### Task directions
Please list every year or decade mentioned in the permaculture text below.

### Text
--- START ---

Permaculture Network Japan - Records

August 28, 2006

Tracey PC Dream

In the late 1980’s and early 1990’s I was living in the town of Fujino-Machi (aka Wysteria Fields), Kanagawa-Ken in Japan.  The village was my first true home, and I absolutely loved living there. 

I was involved in many grass roots initiatives, and since I worked for a Japanese company that did overseas development I had a keen interest in sustainable development (SD) initiatives.  As I was doing research for a seminar I was to give to agricultural consulting firm managers, I discovered permaculture, a wholistic SD design system developed by Bill Mollison.

The firm I was working for also thought this was something worth pursuing and paid for half my expenses to go to Hawaii in 1992 for a 10 day Permaculture Design workshop taught by Lea Harrisson and Max Lindegger. I received my Permaculture Consultant’s Design Certificate at that fantactic workshop in the most amazing setting - Wood Valley Tibetan Buddhist Temple that grew organic coffee on its grounds. The Temple, grounds and retreat centre were coordinated by a wild Jamaican American, Randy, with long dread locks who claims he was the person who taught Latin American women to crochet all those rainbow coloured hats we see everywhere in markets today.

Japan already had Masanobu Fukuoaka, the author of the One Straw Revolution and the expert in a farming system where you let nature do the work.  In other words, a system of farming that is not labour intensive but results in high yields of organic produce grown in a biologically diverse setting.  Permaculture is but an extension of what Fukuoka San was well known for, and also, included many of the elements of traditional organic Japanese farming practices that had been largely forgotten and/or replaced by chemically intensive production farming.  

Upon my return, I immediately founded a Japan Permaculture Network and was invited to speak all over the country.  People were very receptive to the ideas and wanted to join.  It was almost as if I was just providing a little nudge to wake up what was just below the surface of people’s consciousness at the time.  The environmental movement in Japan was growing and becoming very popular even in the main stream.

--- END ---

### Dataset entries
--- START ---

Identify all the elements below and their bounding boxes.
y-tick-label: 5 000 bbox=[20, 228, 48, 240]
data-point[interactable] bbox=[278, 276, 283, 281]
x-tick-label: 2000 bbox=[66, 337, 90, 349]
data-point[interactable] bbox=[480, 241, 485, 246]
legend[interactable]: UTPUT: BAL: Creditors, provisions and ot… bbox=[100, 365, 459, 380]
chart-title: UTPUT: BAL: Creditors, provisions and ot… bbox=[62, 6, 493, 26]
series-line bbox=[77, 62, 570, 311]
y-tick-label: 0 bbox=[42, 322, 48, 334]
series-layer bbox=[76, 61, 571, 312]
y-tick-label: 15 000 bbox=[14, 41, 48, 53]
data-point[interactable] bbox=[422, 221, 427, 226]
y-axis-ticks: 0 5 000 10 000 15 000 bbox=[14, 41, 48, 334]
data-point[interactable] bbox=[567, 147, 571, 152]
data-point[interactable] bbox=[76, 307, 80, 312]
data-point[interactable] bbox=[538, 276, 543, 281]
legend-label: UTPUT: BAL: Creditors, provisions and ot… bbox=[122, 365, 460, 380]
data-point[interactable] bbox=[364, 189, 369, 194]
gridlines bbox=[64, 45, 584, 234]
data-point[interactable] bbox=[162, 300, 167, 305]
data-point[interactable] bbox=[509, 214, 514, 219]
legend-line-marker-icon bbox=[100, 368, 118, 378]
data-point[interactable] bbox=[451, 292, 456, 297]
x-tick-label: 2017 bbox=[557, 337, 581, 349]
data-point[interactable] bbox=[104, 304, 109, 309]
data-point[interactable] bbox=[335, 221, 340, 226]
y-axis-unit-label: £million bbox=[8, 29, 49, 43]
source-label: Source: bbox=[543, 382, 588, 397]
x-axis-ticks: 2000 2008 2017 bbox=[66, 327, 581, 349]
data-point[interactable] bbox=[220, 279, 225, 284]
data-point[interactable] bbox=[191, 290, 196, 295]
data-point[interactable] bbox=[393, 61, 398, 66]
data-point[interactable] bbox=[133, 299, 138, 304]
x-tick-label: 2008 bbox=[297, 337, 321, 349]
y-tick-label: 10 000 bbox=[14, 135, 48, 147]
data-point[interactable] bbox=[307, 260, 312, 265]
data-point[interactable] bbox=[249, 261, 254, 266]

--- END ---

### Result
2006, the late 1980’s, the early 1990’s, 1992